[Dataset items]

────────────────

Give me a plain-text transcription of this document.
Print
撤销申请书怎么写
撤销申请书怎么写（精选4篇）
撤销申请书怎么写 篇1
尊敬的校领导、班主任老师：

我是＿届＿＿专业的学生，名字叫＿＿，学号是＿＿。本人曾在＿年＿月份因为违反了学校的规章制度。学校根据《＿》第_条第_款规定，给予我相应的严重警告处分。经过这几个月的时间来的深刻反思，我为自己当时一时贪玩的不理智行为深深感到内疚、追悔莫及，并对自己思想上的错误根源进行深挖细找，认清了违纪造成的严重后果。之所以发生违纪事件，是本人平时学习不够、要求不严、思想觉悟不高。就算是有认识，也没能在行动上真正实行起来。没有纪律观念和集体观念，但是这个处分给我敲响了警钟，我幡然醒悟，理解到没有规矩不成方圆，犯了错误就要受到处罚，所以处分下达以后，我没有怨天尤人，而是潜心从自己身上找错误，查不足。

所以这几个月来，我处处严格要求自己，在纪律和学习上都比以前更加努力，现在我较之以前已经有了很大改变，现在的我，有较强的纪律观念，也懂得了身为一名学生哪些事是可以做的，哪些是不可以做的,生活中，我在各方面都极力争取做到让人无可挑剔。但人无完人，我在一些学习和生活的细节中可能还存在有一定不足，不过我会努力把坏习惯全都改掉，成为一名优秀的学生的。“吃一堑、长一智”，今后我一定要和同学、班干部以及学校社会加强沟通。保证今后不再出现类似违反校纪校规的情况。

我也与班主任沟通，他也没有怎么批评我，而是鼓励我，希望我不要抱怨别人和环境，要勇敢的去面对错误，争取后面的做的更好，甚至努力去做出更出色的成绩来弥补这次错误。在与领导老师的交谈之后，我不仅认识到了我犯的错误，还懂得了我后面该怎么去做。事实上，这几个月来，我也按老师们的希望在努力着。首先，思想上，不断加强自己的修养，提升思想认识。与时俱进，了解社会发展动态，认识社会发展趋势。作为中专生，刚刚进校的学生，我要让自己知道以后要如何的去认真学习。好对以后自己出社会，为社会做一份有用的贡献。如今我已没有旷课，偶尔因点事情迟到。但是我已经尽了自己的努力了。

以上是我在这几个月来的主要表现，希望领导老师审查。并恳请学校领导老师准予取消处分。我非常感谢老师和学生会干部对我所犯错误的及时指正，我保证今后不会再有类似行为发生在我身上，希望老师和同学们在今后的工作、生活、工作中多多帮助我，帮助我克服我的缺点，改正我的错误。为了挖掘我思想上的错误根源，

────────────────

* **Set problem**: Return each line of the records above exactly as it reads.

* **Task response**:
Give me a plain-text transcription of this document.
Print
撤销申请书怎么写
撤销申请书怎么写（精选4篇）
撤销申请书怎么写 篇1
尊敬的校领导、班主任老师：

我是＿届＿＿专业的学生，名字叫＿＿，学号是＿＿。本人曾在＿年＿月份因为违反了学校的规章制度。学校根据《＿》第_条第_款规定，给予我相应的严重警告处分。经过这几个月的时间来的深刻反思，我为自己当时一时贪玩的不理智行为深深感到内疚、追悔莫及，并对自己思想上的错误根源进行深挖细找，认清了违纪造成的严重后果。之所以发生违纪事件，是本人平时学习不够、要求不严、思想觉悟不高。就算是有认识，也没能在行动上真正实行起来。没有纪律观念和集体观念，但是这个处分给我敲响了警钟，我幡然醒悟，理解到没有规矩不成方圆，犯了错误就要受到处罚，所以处分下达以后，我没有怨天尤人，而是潜心从自己身上找错误，查不足。

所以这几个月来，我处处严格要求自己，在纪律和学习上都比以前更加努力，现在我较之以前已经有了很大改变，现在的我，有较强的纪律观念，也懂得了身为一名学生哪些事是可以做的，哪些是不可以做的,生活中，我在各方面都极力争取做到让人无可挑剔。但人无完人，我在一些学习和生活的细节中可能还存在有一定不足，不过我会努力把坏习惯全都改掉，成为一名优秀的学生的。“吃一堑、长一智”，今后我一定要和同学、班干部以及学校社会加强沟通。保证今后不再出现类似违反校纪校规的情况。

我也与班主任沟通，他也没有怎么批评我，而是鼓励我，希望我不要抱怨别人和环境，要勇敢的去面对错误，争取后面的做的更好，甚至努力去做出更出色的成绩来弥补这次错误。在与领导老师的交谈之后，我不仅认识到了我犯的错误，还懂得了我后面该怎么去做。事实上，这几个月来，我也按老师们的希望在努力着。首先，思想上，不断加强自己的修养，提升思想认识。与时俱进，了解社会发展动态，认识社会发展趋势。作为中专生，刚刚进校的学生，我要让自己知道以后要如何的去认真学习。好对以后自己出社会，为社会做一份有用的贡献。如今我已没有旷课，偶尔因点事情迟到。但是我已经尽了自己的努力了。

以上是我在这几个月来的主要表现，希望领导老师审查。并恳请学校领导老师准予取消处分。我非常感谢老师和学生会干部对我所犯错误的及时指正，我保证今后不会再有类似行为发生在我身上，希望老师和同学们在今后的工作、生活、工作中多多帮助我，帮助我克服我的缺点，改正我的错误。为了挖掘我思想上的错误根源，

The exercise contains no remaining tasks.